**ENTRIES PROVIDED:**
○ ○ ○ ○

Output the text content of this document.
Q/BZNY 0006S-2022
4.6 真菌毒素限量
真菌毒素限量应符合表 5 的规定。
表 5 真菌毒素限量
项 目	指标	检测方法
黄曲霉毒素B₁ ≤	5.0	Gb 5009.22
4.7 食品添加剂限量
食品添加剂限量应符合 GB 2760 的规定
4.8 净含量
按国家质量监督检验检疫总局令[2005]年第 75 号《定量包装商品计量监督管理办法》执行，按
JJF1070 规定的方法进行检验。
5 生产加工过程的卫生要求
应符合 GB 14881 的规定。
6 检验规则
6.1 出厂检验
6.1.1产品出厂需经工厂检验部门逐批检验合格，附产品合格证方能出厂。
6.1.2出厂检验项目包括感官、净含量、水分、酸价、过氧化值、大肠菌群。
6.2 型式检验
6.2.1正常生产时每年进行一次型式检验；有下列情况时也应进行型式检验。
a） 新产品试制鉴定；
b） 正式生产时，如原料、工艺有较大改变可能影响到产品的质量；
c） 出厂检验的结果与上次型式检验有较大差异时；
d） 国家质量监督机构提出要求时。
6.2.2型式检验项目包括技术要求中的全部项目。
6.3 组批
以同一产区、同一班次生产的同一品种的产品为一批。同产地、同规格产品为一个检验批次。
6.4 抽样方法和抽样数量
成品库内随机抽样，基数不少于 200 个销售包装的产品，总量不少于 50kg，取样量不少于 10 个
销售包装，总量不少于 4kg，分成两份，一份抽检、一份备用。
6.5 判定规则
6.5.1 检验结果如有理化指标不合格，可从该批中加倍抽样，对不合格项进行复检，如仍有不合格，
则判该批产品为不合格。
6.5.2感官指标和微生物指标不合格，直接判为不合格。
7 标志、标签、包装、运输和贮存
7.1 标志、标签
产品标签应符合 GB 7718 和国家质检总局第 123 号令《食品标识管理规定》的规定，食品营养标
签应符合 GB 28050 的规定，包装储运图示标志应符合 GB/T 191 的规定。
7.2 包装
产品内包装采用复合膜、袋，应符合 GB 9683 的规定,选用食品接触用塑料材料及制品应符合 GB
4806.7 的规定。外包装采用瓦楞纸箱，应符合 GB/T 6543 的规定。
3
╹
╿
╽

○ ○ ○ ○

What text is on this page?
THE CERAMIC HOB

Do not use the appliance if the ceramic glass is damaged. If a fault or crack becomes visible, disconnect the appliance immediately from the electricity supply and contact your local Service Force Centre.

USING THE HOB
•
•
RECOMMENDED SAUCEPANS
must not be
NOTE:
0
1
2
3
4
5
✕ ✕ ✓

○ ○ ○ ○

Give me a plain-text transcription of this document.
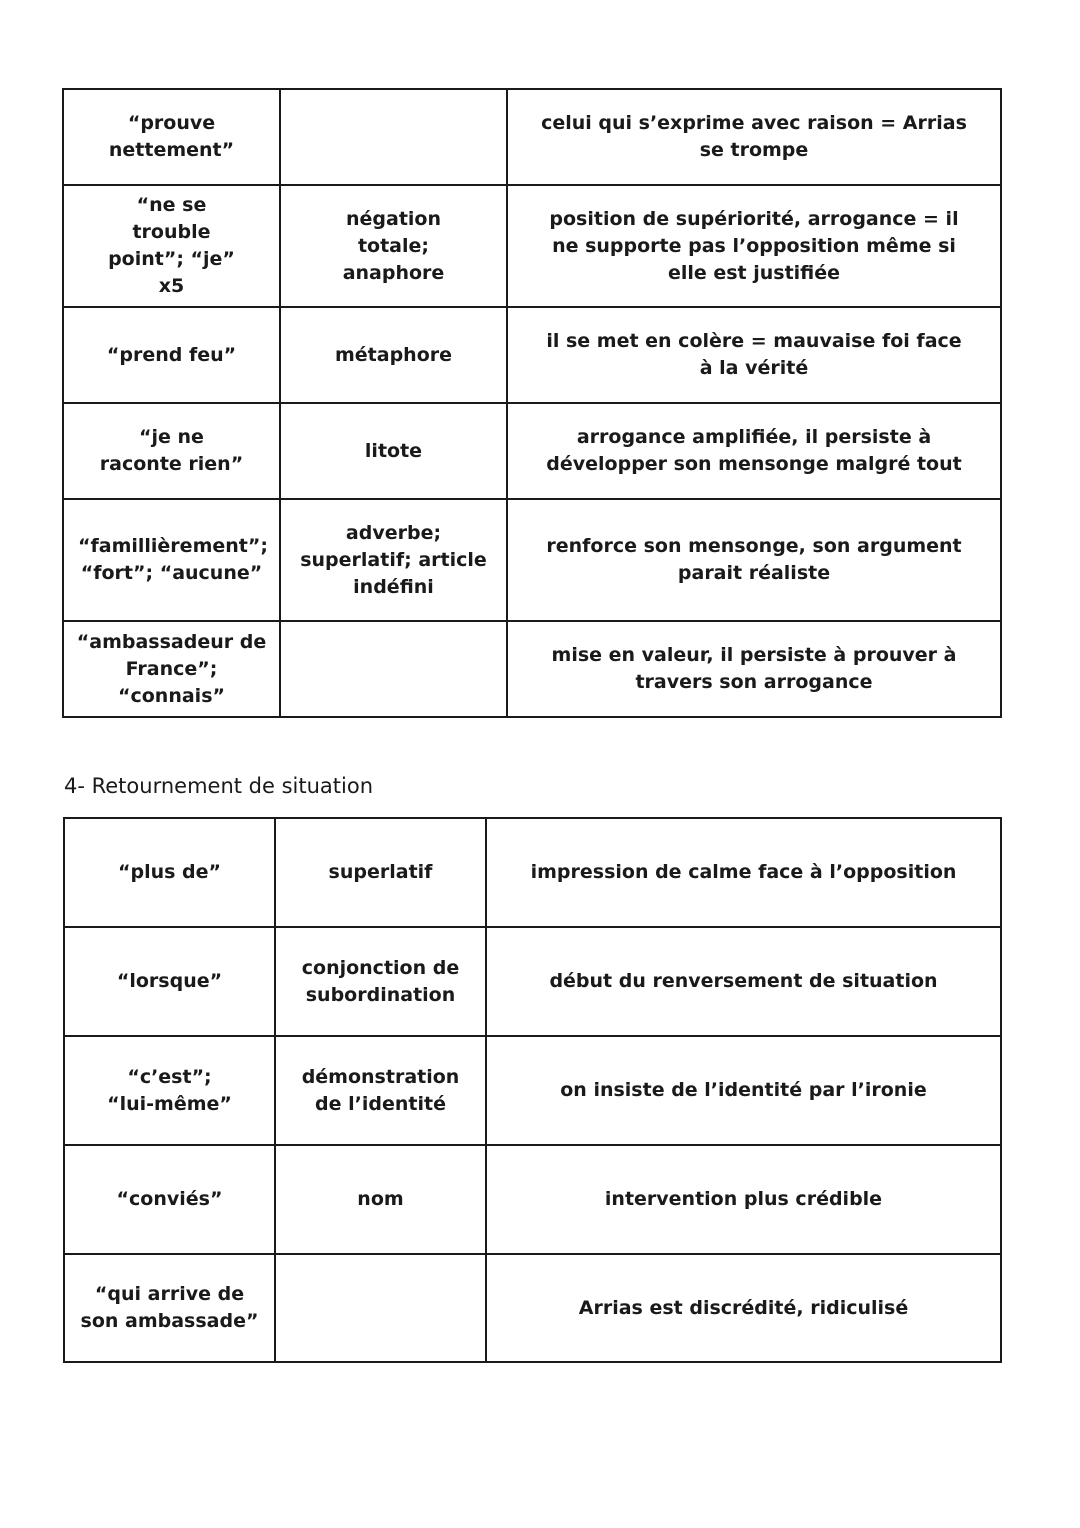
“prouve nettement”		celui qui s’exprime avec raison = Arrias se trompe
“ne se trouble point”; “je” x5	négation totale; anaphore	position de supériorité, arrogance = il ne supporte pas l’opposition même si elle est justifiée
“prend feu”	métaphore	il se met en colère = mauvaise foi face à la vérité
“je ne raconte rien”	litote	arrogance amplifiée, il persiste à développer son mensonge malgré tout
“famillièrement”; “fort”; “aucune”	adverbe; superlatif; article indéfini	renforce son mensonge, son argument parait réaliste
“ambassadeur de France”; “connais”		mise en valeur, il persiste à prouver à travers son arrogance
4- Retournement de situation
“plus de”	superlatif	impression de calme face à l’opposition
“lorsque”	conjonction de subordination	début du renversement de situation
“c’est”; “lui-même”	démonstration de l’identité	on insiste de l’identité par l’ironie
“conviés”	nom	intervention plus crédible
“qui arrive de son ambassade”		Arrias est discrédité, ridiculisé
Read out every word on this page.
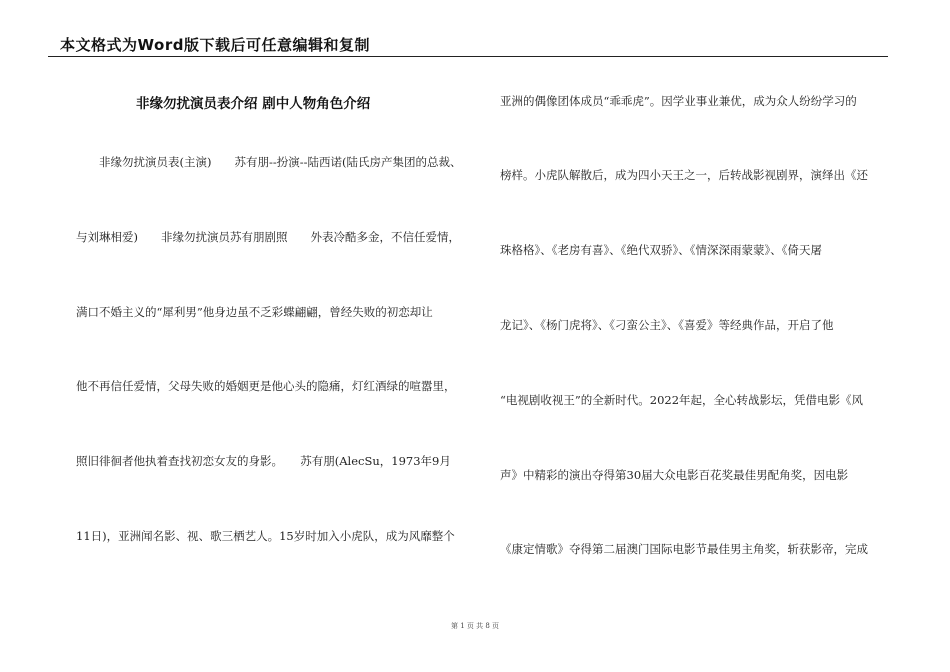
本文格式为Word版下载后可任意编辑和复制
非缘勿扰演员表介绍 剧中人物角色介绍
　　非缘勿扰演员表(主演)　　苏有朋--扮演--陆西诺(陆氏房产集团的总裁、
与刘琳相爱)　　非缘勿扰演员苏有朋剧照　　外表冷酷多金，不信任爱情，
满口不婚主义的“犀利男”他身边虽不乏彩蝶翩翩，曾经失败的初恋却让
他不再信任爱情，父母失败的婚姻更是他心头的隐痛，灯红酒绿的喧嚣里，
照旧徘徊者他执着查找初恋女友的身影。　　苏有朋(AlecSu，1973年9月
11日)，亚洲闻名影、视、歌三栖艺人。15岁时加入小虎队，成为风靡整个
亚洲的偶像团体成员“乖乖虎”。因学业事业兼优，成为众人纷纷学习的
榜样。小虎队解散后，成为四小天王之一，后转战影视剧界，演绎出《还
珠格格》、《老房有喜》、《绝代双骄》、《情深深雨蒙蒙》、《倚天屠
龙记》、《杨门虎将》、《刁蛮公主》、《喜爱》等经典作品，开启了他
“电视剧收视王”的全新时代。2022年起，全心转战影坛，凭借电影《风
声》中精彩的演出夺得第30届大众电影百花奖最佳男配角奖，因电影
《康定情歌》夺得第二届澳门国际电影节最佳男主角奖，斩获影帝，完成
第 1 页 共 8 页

○ ○ ○ ○

**WHAT YOU WILL DO:** Copy every line of the records above that contains "arrogance".

**ANSWER IN FULL:**
“ne se trouble point”; “je” x5	négation totale; anaphore	position de supériorité, arrogance = il ne supporte pas l’opposition même si elle est justifiée
“je ne raconte rien”	litote	arrogance amplifiée, il persiste à développer son mensonge malgré tout
“ambassadeur de France”; “connais”		mise en valeur, il persiste à prouver à travers son arrogance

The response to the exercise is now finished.